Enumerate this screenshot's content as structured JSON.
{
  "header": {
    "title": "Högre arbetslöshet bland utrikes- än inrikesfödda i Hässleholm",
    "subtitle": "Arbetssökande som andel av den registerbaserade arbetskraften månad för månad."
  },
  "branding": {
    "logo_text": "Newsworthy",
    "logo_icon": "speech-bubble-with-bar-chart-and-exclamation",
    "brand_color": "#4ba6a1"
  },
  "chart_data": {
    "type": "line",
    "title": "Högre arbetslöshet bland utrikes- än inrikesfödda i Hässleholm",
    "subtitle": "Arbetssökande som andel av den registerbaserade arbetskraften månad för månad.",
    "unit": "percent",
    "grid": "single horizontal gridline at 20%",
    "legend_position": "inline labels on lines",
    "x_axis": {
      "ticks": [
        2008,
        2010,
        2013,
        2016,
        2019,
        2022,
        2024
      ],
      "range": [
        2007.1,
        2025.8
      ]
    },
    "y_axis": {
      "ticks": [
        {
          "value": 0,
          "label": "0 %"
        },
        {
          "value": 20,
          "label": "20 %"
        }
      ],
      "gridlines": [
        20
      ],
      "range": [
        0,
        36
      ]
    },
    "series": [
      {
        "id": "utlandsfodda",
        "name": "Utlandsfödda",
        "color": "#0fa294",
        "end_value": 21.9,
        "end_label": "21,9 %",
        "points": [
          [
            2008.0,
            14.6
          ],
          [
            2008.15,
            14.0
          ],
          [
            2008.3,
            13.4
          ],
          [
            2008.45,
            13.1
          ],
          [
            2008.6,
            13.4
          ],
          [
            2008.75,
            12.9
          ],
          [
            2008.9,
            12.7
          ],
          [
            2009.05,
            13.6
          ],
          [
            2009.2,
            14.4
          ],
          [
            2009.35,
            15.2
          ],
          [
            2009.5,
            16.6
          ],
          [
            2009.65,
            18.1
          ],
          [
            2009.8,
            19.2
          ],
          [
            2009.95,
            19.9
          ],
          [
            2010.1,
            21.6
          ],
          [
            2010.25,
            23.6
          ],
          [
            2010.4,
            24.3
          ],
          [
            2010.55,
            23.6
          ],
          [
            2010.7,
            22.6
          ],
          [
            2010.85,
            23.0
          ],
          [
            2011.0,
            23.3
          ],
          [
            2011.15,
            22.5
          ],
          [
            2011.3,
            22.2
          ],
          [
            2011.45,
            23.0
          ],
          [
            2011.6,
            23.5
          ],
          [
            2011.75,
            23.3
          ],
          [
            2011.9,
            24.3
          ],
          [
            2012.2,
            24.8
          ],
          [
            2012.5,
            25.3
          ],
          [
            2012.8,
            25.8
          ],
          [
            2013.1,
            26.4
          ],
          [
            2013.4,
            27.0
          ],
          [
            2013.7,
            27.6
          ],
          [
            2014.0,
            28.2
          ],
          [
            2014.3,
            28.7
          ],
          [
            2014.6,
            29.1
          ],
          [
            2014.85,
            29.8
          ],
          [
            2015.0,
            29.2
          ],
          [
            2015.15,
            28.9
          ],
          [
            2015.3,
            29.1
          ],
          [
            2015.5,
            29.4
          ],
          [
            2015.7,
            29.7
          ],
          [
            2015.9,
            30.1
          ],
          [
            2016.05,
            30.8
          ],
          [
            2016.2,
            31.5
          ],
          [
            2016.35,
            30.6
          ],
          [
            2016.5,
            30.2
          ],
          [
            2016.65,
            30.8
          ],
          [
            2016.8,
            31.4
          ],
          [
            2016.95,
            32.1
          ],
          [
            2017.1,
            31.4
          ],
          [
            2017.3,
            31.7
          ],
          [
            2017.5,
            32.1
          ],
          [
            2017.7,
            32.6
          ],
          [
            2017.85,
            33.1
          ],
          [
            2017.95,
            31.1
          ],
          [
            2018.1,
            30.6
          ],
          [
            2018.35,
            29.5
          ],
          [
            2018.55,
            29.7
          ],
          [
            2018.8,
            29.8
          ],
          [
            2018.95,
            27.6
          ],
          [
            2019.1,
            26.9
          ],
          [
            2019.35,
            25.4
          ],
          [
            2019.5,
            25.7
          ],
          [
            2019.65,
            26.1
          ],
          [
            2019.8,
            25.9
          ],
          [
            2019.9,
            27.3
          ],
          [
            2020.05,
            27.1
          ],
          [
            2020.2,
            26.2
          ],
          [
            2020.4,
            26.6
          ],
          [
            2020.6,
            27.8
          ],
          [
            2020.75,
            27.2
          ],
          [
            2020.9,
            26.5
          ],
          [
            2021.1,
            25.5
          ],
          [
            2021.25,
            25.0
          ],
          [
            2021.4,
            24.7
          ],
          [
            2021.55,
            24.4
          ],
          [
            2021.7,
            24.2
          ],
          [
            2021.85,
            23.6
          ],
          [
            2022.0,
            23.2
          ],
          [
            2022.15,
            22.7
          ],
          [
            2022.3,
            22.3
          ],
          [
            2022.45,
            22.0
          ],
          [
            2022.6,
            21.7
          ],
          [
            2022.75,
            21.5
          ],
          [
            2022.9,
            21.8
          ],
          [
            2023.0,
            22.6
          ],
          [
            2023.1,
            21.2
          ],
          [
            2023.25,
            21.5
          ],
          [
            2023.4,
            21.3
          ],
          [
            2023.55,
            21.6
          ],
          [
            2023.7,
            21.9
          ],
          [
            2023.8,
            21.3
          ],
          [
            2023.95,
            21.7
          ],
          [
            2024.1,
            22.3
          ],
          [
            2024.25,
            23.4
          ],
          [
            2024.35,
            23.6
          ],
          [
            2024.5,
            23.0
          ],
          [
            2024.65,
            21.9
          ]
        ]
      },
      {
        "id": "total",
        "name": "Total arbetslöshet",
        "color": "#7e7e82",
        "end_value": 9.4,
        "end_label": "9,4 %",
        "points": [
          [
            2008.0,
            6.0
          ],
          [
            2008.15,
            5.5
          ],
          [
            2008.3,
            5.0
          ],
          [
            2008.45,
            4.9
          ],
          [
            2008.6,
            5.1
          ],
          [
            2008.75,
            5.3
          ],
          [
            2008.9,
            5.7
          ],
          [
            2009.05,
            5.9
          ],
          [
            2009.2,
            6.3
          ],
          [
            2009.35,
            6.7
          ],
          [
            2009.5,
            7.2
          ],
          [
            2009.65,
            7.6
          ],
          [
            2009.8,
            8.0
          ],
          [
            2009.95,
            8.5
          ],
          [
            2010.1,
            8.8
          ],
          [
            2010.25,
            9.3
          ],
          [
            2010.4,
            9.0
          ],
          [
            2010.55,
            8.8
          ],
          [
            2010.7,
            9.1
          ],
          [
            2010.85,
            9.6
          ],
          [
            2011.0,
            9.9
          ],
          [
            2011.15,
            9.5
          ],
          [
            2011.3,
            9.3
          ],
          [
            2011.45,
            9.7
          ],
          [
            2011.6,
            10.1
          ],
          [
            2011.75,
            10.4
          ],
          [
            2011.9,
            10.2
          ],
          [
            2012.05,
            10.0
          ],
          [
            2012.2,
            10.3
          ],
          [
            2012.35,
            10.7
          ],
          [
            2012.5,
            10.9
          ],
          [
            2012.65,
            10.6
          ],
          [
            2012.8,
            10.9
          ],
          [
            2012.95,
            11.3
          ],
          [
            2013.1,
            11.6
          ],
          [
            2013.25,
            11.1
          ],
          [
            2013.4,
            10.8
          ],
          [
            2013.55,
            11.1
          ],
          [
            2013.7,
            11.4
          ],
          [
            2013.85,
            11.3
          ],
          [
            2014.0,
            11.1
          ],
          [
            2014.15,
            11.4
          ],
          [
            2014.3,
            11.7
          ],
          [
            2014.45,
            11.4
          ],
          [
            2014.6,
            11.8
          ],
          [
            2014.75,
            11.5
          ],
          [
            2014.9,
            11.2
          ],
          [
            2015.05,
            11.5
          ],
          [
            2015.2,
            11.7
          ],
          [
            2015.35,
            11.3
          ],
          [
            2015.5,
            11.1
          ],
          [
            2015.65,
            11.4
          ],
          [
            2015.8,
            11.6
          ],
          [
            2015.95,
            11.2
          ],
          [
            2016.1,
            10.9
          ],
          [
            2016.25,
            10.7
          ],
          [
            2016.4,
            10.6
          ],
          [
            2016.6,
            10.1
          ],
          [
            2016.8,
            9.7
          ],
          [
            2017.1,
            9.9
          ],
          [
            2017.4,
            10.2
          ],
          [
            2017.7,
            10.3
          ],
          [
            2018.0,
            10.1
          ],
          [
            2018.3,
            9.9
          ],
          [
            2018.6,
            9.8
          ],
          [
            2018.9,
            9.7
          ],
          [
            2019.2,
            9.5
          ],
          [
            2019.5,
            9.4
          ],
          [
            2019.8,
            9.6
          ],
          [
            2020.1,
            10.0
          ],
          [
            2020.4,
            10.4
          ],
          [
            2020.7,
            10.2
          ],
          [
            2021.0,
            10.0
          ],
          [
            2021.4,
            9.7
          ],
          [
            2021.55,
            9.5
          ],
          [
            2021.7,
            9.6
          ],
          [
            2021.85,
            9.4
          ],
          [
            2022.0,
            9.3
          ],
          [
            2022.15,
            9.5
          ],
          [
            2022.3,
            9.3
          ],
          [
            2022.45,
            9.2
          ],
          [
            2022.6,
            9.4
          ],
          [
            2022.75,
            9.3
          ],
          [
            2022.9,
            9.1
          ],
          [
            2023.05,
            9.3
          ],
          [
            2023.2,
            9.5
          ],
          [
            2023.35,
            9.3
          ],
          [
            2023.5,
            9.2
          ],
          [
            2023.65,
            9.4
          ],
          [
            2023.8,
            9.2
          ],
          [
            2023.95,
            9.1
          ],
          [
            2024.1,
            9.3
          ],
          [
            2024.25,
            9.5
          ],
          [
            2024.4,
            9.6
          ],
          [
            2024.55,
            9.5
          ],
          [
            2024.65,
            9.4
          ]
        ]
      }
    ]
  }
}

= WORK REQUIRED =
Gather each line of the listing that holds the string "arbetskraften".

= FINISHED TASK =
    "subtitle": "Arbetssökande som andel av den registerbaserade arbetskraften månad för månad."
    "subtitle": "Arbetssökande som andel av den registerbaserade arbetskraften månad för månad.",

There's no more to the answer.